DIRECTIONS:
Give only one thing: the number of lines that include the word "trên".

EXTRACTED DATA:
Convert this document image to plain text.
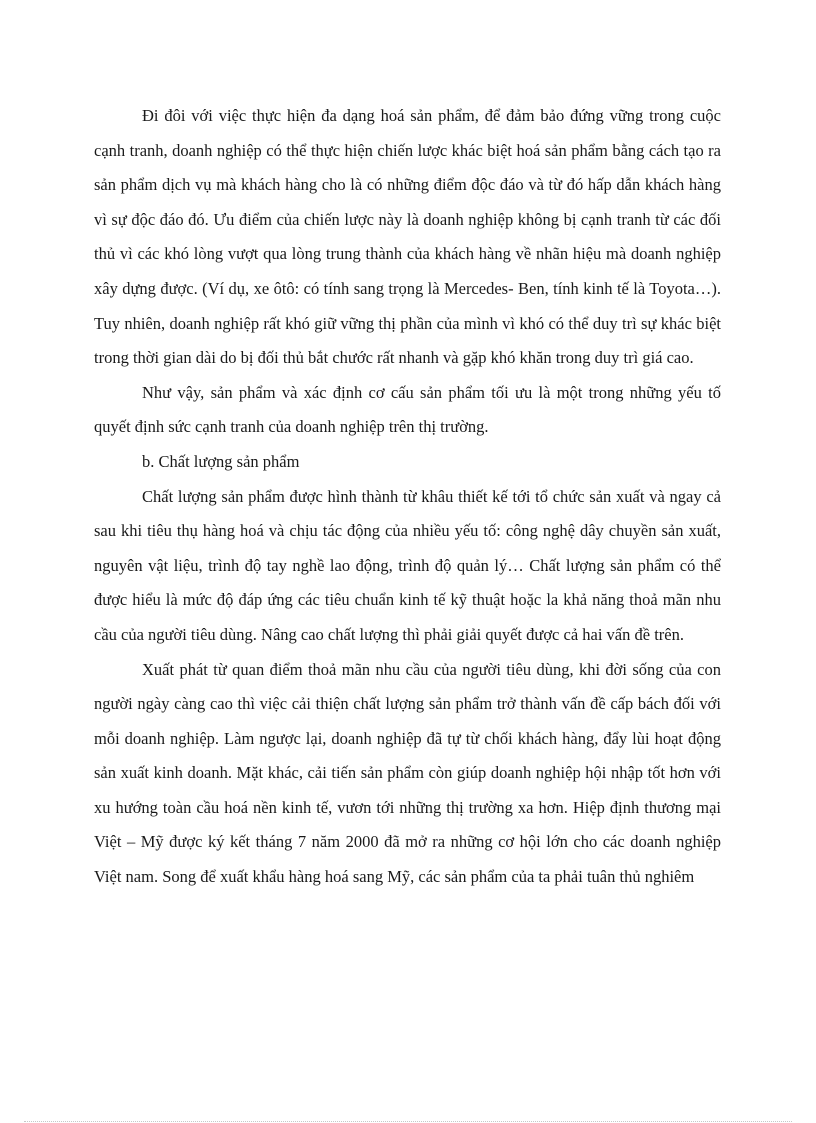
Đi đôi với việc thực hiện đa dạng hoá sản phẩm, để đảm bảo đứng vững trong cuộc cạnh tranh, doanh nghiệp có thể thực hiện chiến lược khác biệt hoá sản phẩm bằng cách tạo ra sản phẩm dịch vụ mà khách hàng cho là có những điểm độc đáo và từ đó hấp dẫn khách hàng vì sự độc đáo đó. Ưu điểm của chiến lược này là doanh nghiệp không bị cạnh tranh từ các đối thủ vì các khó lòng vượt qua lòng trung thành của khách hàng về nhãn hiệu mà doanh nghiệp xây dựng được. (Ví dụ, xe ôtô: có tính sang trọng là Mercedes- Ben, tính kinh tế là Toyota…). Tuy nhiên, doanh nghiệp rất khó giữ vững thị phần của mình vì khó có thể duy trì sự khác biệt trong thời gian dài do bị đối thủ bắt chước rất nhanh và gặp khó khăn trong duy trì giá cao.

Như vậy, sản phẩm và xác định cơ cấu sản phẩm tối ưu là một trong những yếu tố quyết định sức cạnh tranh của doanh nghiệp trên thị trường.

b. Chất lượng sản phẩm

Chất lượng sản phẩm được hình thành từ khâu thiết kế tới tổ chức sản xuất và ngay cả sau khi tiêu thụ hàng hoá và chịu tác động của nhiều yếu tố: công nghệ dây chuyền sản xuất, nguyên vật liệu, trình độ tay nghề lao động, trình độ quản lý… Chất lượng sản phẩm có thể được hiểu là mức độ đáp ứng các tiêu chuẩn kinh tế kỹ thuật hoặc la khả năng thoả mãn nhu cầu của người tiêu dùng. Nâng cao chất lượng thì phải giải quyết được cả hai vấn đề trên.

Xuất phát từ quan điểm thoả mãn nhu cầu của người tiêu dùng, khi đời sống của con người ngày càng cao thì việc cải thiện chất lượng sản phẩm trở thành vấn đề cấp bách đối với mỗi doanh nghiệp. Làm ngược lại, doanh nghiệp đã tự từ chối khách hàng, đẩy lùi hoạt động sản xuất kinh doanh. Mặt khác, cải tiến sản phẩm còn giúp doanh nghiệp hội nhập tốt hơn với xu hướng toàn cầu hoá nền kinh tế, vươn tới những thị trường xa hơn. Hiệp định thương mại Việt – Mỹ được ký kết tháng 7 năm 2000 đã mở ra những cơ hội lớn cho các doanh nghiệp Việt nam. Song để xuất khẩu hàng hoá sang Mỹ, các sản phẩm của ta phải tuân thủ nghiêm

COMPLETED EXERCISE:
2